• **PROVIDED DATA**:

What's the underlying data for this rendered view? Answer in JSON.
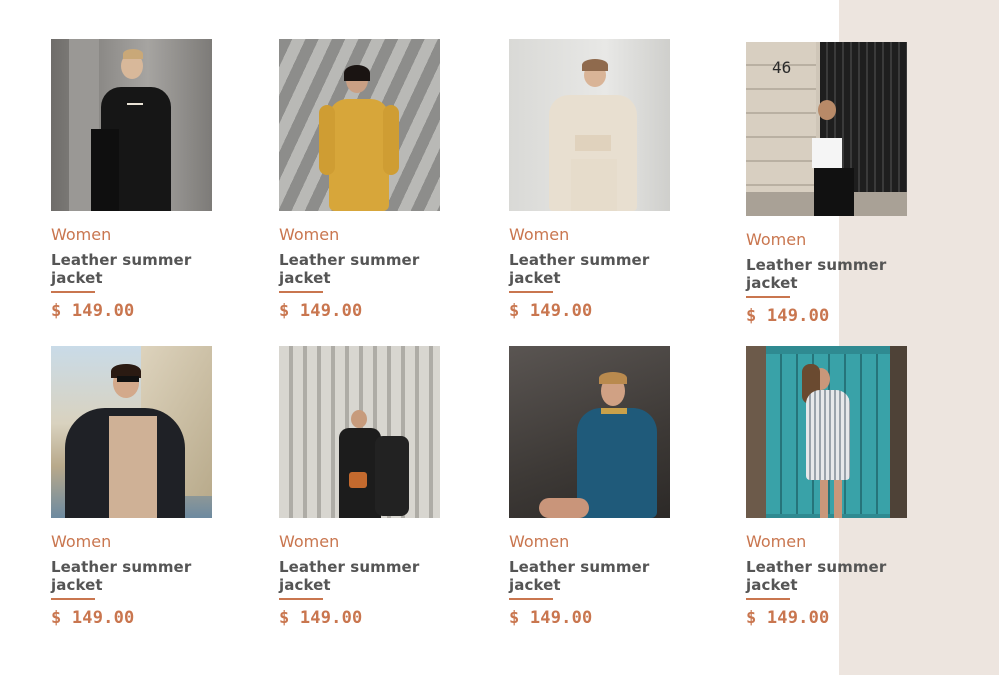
{
  "colors": {
    "accent": "#c9764f",
    "title": "#555555",
    "panel": "#ede5df"
  },
  "products": [
    {
      "category": "Women",
      "name": "Leather summer jacket",
      "price": "$ 149.00",
      "image": "woman-black-outfit-photo"
    },
    {
      "category": "Women",
      "name": "Leather summer jacket",
      "price": "$ 149.00",
      "image": "woman-yellow-dress-photo"
    },
    {
      "category": "Women",
      "name": "Leather summer jacket",
      "price": "$ 149.00",
      "image": "woman-beige-set-photo"
    },
    {
      "category": "Women",
      "name": "Leather summer jacket",
      "price": "$ 149.00",
      "image": "woman-door-46-photo"
    },
    {
      "category": "Women",
      "name": "Leather summer jacket",
      "price": "$ 149.00",
      "image": "woman-cape-cliffs-photo"
    },
    {
      "category": "Women",
      "name": "Leather summer jacket",
      "price": "$ 149.00",
      "image": "woman-black-suit-photo"
    },
    {
      "category": "Women",
      "name": "Leather summer jacket",
      "price": "$ 149.00",
      "image": "woman-blue-dress-photo"
    },
    {
      "category": "Women",
      "name": "Leather summer jacket",
      "price": "$ 149.00",
      "image": "woman-teal-door-photo"
    }
  ],
  "door_number": "46"
}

• **DO THIS**:
Output the records above exactly as they are, leaving out the pictures.

• **PROBLEM SOLUTION**:
What's the underlying data for this rendered view? Answer in JSON.
{
  "colors": {
    "accent": "#c9764f",
    "title": "#555555",
    "panel": "#ede5df"
  },
  "products": [
    {
      "category": "Women",
      "name": "Leather summer jacket",
      "price": "$ 149.00",
      "image": "woman-black-outfit-photo"
    },
    {
      "category": "Women",
      "name": "Leather summer jacket",
      "price": "$ 149.00",
      "image": "woman-yellow-dress-photo"
    },
    {
      "category": "Women",
      "name": "Leather summer jacket",
      "price": "$ 149.00",
      "image": "woman-beige-set-photo"
    },
    {
      "category": "Women",
      "name": "Leather summer jacket",
      "price": "$ 149.00",
      "image": "woman-door-46-photo"
    },
    {
      "category": "Women",
      "name": "Leather summer jacket",
      "price": "$ 149.00",
      "image": "woman-cape-cliffs-photo"
    },
    {
      "category": "Women",
      "name": "Leather summer jacket",
      "price": "$ 149.00",
      "image": "woman-black-suit-photo"
    },
    {
      "category": "Women",
      "name": "Leather summer jacket",
      "price": "$ 149.00",
      "image": "woman-blue-dress-photo"
    },
    {
      "category": "Women",
      "name": "Leather summer jacket",
      "price": "$ 149.00",
      "image": "woman-teal-door-photo"
    }
  ],
  "door_number": "46"
}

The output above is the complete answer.